* START *

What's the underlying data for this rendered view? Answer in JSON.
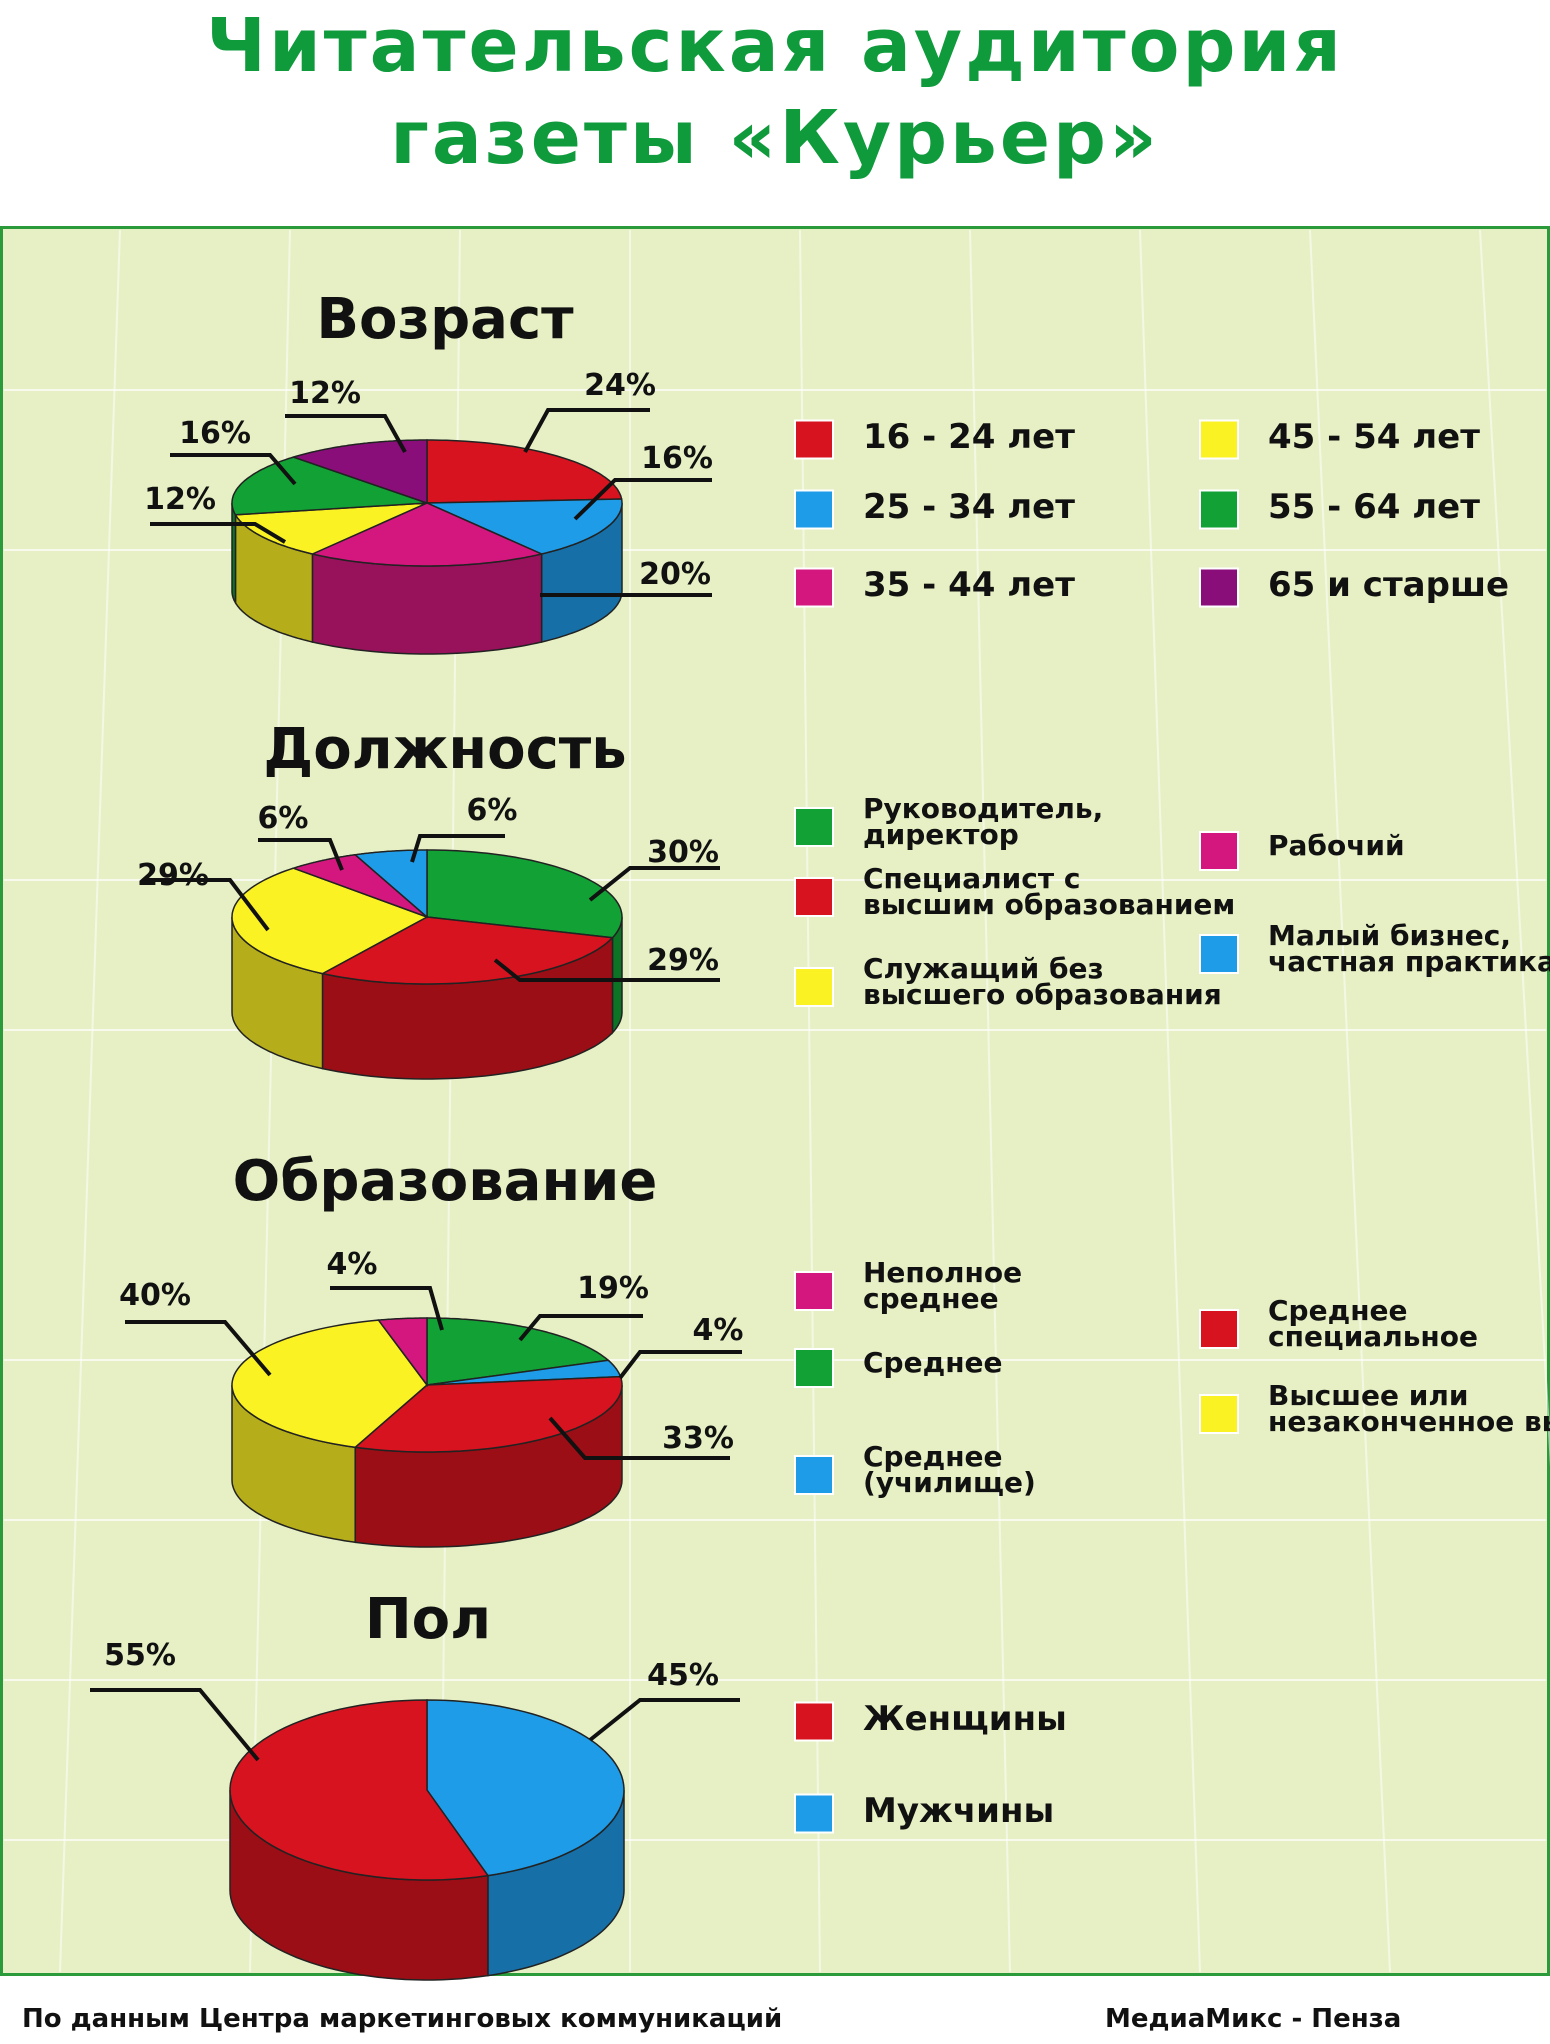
{
  "title": {
    "line1": "Читательская аудитория",
    "line2": "газеты «Курьер»"
  },
  "footer": {
    "source": "По данным Центра маркетинговых коммуникаций",
    "publisher": "МедиаМикс - Пенза"
  },
  "colors": {
    "red": "#d7131f",
    "blue": "#1e9ce8",
    "magenta": "#d3177e",
    "yellow": "#fbf224",
    "green": "#12a135",
    "purple": "#8a0e7a",
    "background": "#e6f0c4",
    "title_green": "#0f9a3c"
  },
  "chart_data": [
    {
      "type": "pie",
      "title": "Возраст",
      "slices": [
        {
          "label": "16 - 24 лет",
          "value": 24,
          "value_label": "24%",
          "color": "#d7131f"
        },
        {
          "label": "25 - 34 лет",
          "value": 16,
          "value_label": "16%",
          "color": "#1e9ce8"
        },
        {
          "label": "35 - 44 лет",
          "value": 20,
          "value_label": "20%",
          "color": "#d3177e"
        },
        {
          "label": "45 - 54 лет",
          "value": 12,
          "value_label": "12%",
          "color": "#fbf224"
        },
        {
          "label": "55 - 64 лет",
          "value": 16,
          "value_label": "16%",
          "color": "#12a135"
        },
        {
          "label": "65 и старше",
          "value": 12,
          "value_label": "12%",
          "color": "#8a0e7a"
        }
      ]
    },
    {
      "type": "pie",
      "title": "Должность",
      "slices": [
        {
          "label": "Руководитель, директор",
          "value": 30,
          "value_label": "30%",
          "color": "#12a135"
        },
        {
          "label": "Специалист с высшим образованием",
          "value": 29,
          "value_label": "29%",
          "color": "#d7131f"
        },
        {
          "label": "Служащий без высшего образования",
          "value": 29,
          "value_label": "29%",
          "color": "#fbf224"
        },
        {
          "label": "Рабочий",
          "value": 6,
          "value_label": "6%",
          "color": "#d3177e"
        },
        {
          "label": "Малый бизнес, частная практика",
          "value": 6,
          "value_label": "6%",
          "color": "#1e9ce8"
        }
      ]
    },
    {
      "type": "pie",
      "title": "Образование",
      "slices": [
        {
          "label": "Среднее",
          "value": 19,
          "value_label": "19%",
          "color": "#12a135"
        },
        {
          "label": "Среднее (училище)",
          "value": 4,
          "value_label": "4%",
          "color": "#1e9ce8"
        },
        {
          "label": "Среднее специальное",
          "value": 33,
          "value_label": "33%",
          "color": "#d7131f"
        },
        {
          "label": "Высшее или незаконченное высшее",
          "value": 40,
          "value_label": "40%",
          "color": "#fbf224"
        },
        {
          "label": "Неполное среднее",
          "value": 4,
          "value_label": "4%",
          "color": "#d3177e"
        }
      ]
    },
    {
      "type": "pie",
      "title": "Пол",
      "slices": [
        {
          "label": "Мужчины",
          "value": 45,
          "value_label": "45%",
          "color": "#1e9ce8"
        },
        {
          "label": "Женщины",
          "value": 55,
          "value_label": "55%",
          "color": "#d7131f"
        }
      ]
    }
  ]
}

* END *

**Given instruction**
Every line of text is to be repeated exactly; pictures are left out.

**Full output**
What's the underlying data for this rendered view? Answer in JSON.
{
  "title": {
    "line1": "Читательская аудитория",
    "line2": "газеты «Курьер»"
  },
  "footer": {
    "source": "По данным Центра маркетинговых коммуникаций",
    "publisher": "МедиаМикс - Пенза"
  },
  "colors": {
    "red": "#d7131f",
    "blue": "#1e9ce8",
    "magenta": "#d3177e",
    "yellow": "#fbf224",
    "green": "#12a135",
    "purple": "#8a0e7a",
    "background": "#e6f0c4",
    "title_green": "#0f9a3c"
  },
  "chart_data": [
    {
      "type": "pie",
      "title": "Возраст",
      "slices": [
        {
          "label": "16 - 24 лет",
          "value": 24,
          "value_label": "24%",
          "color": "#d7131f"
        },
        {
          "label": "25 - 34 лет",
          "value": 16,
          "value_label": "16%",
          "color": "#1e9ce8"
        },
        {
          "label": "35 - 44 лет",
          "value": 20,
          "value_label": "20%",
          "color": "#d3177e"
        },
        {
          "label": "45 - 54 лет",
          "value": 12,
          "value_label": "12%",
          "color": "#fbf224"
        },
        {
          "label": "55 - 64 лет",
          "value": 16,
          "value_label": "16%",
          "color": "#12a135"
        },
        {
          "label": "65 и старше",
          "value": 12,
          "value_label": "12%",
          "color": "#8a0e7a"
        }
      ]
    },
    {
      "type": "pie",
      "title": "Должность",
      "slices": [
        {
          "label": "Руководитель, директор",
          "value": 30,
          "value_label": "30%",
          "color": "#12a135"
        },
        {
          "label": "Специалист с высшим образованием",
          "value": 29,
          "value_label": "29%",
          "color": "#d7131f"
        },
        {
          "label": "Служащий без высшего образования",
          "value": 29,
          "value_label": "29%",
          "color": "#fbf224"
        },
        {
          "label": "Рабочий",
          "value": 6,
          "value_label": "6%",
          "color": "#d3177e"
        },
        {
          "label": "Малый бизнес, частная практика",
          "value": 6,
          "value_label": "6%",
          "color": "#1e9ce8"
        }
      ]
    },
    {
      "type": "pie",
      "title": "Образование",
      "slices": [
        {
          "label": "Среднее",
          "value": 19,
          "value_label": "19%",
          "color": "#12a135"
        },
        {
          "label": "Среднее (училище)",
          "value": 4,
          "value_label": "4%",
          "color": "#1e9ce8"
        },
        {
          "label": "Среднее специальное",
          "value": 33,
          "value_label": "33%",
          "color": "#d7131f"
        },
        {
          "label": "Высшее или незаконченное высшее",
          "value": 40,
          "value_label": "40%",
          "color": "#fbf224"
        },
        {
          "label": "Неполное среднее",
          "value": 4,
          "value_label": "4%",
          "color": "#d3177e"
        }
      ]
    },
    {
      "type": "pie",
      "title": "Пол",
      "slices": [
        {
          "label": "Мужчины",
          "value": 45,
          "value_label": "45%",
          "color": "#1e9ce8"
        },
        {
          "label": "Женщины",
          "value": 55,
          "value_label": "55%",
          "color": "#d7131f"
        }
      ]
    }
  ]
}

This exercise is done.